The exercise
Return all lines that include the string "flat".

Material shown
+++
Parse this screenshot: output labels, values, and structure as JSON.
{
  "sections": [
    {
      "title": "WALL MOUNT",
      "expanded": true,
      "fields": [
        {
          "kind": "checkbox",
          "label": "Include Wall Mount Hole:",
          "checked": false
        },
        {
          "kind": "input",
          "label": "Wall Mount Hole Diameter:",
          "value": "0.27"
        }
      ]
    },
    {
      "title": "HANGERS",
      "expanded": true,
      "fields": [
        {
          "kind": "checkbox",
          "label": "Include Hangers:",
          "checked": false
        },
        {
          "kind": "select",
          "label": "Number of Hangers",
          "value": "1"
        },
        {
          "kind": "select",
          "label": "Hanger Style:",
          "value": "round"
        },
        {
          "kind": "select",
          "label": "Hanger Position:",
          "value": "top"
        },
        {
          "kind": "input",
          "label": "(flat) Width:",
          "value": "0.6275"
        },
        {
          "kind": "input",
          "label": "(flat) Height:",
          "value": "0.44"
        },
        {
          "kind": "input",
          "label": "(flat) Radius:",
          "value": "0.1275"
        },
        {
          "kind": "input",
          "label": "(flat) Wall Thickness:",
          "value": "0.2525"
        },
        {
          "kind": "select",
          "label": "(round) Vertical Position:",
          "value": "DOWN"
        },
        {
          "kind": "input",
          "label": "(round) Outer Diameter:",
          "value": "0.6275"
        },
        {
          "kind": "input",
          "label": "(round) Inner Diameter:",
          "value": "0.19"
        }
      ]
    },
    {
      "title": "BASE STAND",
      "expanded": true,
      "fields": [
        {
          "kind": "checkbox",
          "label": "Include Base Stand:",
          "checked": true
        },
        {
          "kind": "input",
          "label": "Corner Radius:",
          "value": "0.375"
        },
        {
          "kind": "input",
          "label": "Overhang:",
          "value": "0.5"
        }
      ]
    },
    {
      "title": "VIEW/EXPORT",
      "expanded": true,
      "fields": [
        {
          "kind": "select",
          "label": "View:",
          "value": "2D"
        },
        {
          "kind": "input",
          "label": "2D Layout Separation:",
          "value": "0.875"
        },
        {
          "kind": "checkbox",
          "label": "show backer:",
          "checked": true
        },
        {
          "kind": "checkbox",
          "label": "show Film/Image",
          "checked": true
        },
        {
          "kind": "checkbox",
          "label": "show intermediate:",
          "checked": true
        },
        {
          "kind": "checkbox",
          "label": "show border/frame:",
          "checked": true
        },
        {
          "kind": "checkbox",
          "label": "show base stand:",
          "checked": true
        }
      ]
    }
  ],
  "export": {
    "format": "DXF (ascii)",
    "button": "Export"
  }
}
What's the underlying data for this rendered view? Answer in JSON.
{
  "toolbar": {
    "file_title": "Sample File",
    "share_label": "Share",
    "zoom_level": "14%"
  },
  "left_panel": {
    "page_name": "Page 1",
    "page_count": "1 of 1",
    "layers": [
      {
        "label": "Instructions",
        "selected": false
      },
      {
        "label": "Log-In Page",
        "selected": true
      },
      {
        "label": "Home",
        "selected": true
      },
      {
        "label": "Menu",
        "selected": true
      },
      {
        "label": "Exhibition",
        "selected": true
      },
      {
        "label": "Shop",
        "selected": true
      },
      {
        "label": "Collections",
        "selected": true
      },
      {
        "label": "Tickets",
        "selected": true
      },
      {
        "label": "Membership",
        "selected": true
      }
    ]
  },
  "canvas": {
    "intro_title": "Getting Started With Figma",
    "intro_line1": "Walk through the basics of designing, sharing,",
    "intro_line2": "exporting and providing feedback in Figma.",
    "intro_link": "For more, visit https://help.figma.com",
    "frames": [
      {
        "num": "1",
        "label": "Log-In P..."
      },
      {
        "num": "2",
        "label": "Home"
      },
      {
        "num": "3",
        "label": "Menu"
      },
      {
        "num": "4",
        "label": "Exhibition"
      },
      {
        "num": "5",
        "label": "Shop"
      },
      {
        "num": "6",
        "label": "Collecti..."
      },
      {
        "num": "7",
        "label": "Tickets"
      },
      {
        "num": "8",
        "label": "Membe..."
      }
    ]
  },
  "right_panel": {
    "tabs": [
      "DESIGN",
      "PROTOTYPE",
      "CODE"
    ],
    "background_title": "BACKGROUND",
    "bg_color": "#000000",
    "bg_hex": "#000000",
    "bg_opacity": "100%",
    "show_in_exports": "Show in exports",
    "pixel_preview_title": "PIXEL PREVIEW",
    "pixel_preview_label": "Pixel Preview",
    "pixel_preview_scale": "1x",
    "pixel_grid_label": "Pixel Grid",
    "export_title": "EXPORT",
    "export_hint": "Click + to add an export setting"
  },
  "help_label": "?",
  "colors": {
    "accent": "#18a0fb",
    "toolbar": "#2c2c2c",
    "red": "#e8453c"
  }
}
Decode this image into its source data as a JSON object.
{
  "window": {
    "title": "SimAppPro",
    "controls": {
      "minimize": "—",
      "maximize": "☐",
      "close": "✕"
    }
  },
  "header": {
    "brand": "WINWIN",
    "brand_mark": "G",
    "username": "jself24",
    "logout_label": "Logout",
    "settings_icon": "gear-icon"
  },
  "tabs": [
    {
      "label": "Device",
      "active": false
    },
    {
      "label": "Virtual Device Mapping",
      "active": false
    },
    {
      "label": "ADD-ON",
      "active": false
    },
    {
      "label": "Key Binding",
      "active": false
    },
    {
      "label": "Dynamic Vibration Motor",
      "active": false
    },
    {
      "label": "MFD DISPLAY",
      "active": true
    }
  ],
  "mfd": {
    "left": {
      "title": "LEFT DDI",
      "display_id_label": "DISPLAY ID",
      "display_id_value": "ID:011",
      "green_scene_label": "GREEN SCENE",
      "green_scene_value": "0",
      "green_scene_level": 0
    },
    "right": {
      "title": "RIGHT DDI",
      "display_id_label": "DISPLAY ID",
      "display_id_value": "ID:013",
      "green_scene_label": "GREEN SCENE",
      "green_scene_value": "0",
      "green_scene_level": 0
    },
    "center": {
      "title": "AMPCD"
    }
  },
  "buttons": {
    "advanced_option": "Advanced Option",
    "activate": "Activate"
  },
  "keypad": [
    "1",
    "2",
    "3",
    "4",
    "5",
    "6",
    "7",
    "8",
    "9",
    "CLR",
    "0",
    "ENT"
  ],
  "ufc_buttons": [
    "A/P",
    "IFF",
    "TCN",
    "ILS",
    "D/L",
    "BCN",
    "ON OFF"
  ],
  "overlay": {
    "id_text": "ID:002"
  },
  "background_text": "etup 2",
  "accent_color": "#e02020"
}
+++
Right answer
          "label": "(flat) Width:",
          "label": "(flat) Height:",
          "label": "(flat) Radius:",
          "label": "(flat) Wall Thickness:",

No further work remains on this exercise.